## START Listed entries
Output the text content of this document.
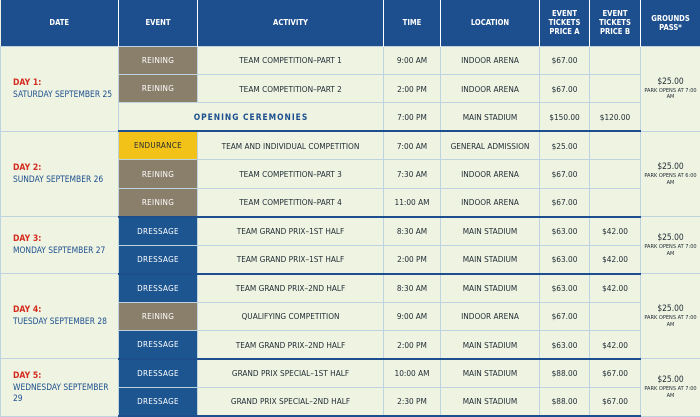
DATE	EVENT	ACTIVITY	TIME	LOCATION	EVENT TICKETS PRICE A	EVENT TICKETS PRICE B	GROUNDS PASS*

DAY 1:
SATURDAY SEPTEMBER 25	REINING	TEAM COMPETITION–PART 1	9:00 AM	INDOOR ARENA	$67.00		$25.00
PARK OPENS AT 7:00 AM

	REINING	TEAM COMPETITION–PART 2	2:00 PM	INDOOR ARENA	$67.00		
	OPENING CEREMONIES		7:00 PM	MAIN STADIUM	$150.00	$120.00	

DAY 2:
SUNDAY SEPTEMBER 26	ENDURANCE	TEAM AND INDIVIDUAL COMPETITION	7:00 AM	GENERAL ADMISSION	$25.00		$25.00
PARK OPENS AT 6:00 AM

	REINING	TEAM COMPETITION–PART 3	7:30 AM	INDOOR ARENA	$67.00		
	REINING	TEAM COMPETITION–PART 4	11:00 AM	INDOOR ARENA	$67.00		

DAY 3:
MONDAY SEPTEMBER 27	DRESSAGE	TEAM GRAND PRIX–1ST HALF	8:30 AM	MAIN STADIUM	$63.00	$42.00	$25.00
PARK OPENS AT 7:00 AM

	DRESSAGE	TEAM GRAND PRIX–1ST HALF	2:00 PM	MAIN STADIUM	$63.00	$42.00	

DAY 4:
TUESDAY SEPTEMBER 28	DRESSAGE	TEAM GRAND PRIX–2ND HALF	8:30 AM	MAIN STADIUM	$63.00	$42.00	$25.00
PARK OPENS AT 7:00 AM

	REINING	QUALIFYING COMPETITION	9:00 AM	INDOOR ARENA	$67.00		
	DRESSAGE	TEAM GRAND PRIX–2ND HALF	2:00 PM	MAIN STADIUM	$63.00	$42.00	

DAY 5:
WEDNESDAY SEPTEMBER 29	DRESSAGE	GRAND PRIX SPECIAL–1ST HALF	10:00 AM	MAIN STADIUM	$88.00	$67.00	$25.00
PARK OPENS AT 7:00 AM

	DRESSAGE	GRAND PRIX SPECIAL–2ND HALF	2:30 PM	MAIN STADIUM	$88.00	$67.00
## END Listed entries
Problem requirements —
Give back the whole listing as it stands, minus its pictures.

Finished exercise —
Output the text content of this document.
DATE	EVENT	ACTIVITY	TIME	LOCATION	EVENT TICKETS PRICE A	EVENT TICKETS PRICE B	GROUNDS PASS*

DAY 1:
SATURDAY SEPTEMBER 25	REINING	TEAM COMPETITION–PART 1	9:00 AM	INDOOR ARENA	$67.00		$25.00
PARK OPENS AT 7:00 AM

	REINING	TEAM COMPETITION–PART 2	2:00 PM	INDOOR ARENA	$67.00		
	OPENING CEREMONIES		7:00 PM	MAIN STADIUM	$150.00	$120.00	

DAY 2:
SUNDAY SEPTEMBER 26	ENDURANCE	TEAM AND INDIVIDUAL COMPETITION	7:00 AM	GENERAL ADMISSION	$25.00		$25.00
PARK OPENS AT 6:00 AM

	REINING	TEAM COMPETITION–PART 3	7:30 AM	INDOOR ARENA	$67.00		
	REINING	TEAM COMPETITION–PART 4	11:00 AM	INDOOR ARENA	$67.00		

DAY 3:
MONDAY SEPTEMBER 27	DRESSAGE	TEAM GRAND PRIX–1ST HALF	8:30 AM	MAIN STADIUM	$63.00	$42.00	$25.00
PARK OPENS AT 7:00 AM

	DRESSAGE	TEAM GRAND PRIX–1ST HALF	2:00 PM	MAIN STADIUM	$63.00	$42.00	

DAY 4:
TUESDAY SEPTEMBER 28	DRESSAGE	TEAM GRAND PRIX–2ND HALF	8:30 AM	MAIN STADIUM	$63.00	$42.00	$25.00
PARK OPENS AT 7:00 AM

	REINING	QUALIFYING COMPETITION	9:00 AM	INDOOR ARENA	$67.00		
	DRESSAGE	TEAM GRAND PRIX–2ND HALF	2:00 PM	MAIN STADIUM	$63.00	$42.00	

DAY 5:
WEDNESDAY SEPTEMBER 29	DRESSAGE	GRAND PRIX SPECIAL–1ST HALF	10:00 AM	MAIN STADIUM	$88.00	$67.00	$25.00
PARK OPENS AT 7:00 AM

	DRESSAGE	GRAND PRIX SPECIAL–2ND HALF	2:30 PM	MAIN STADIUM	$88.00	$67.00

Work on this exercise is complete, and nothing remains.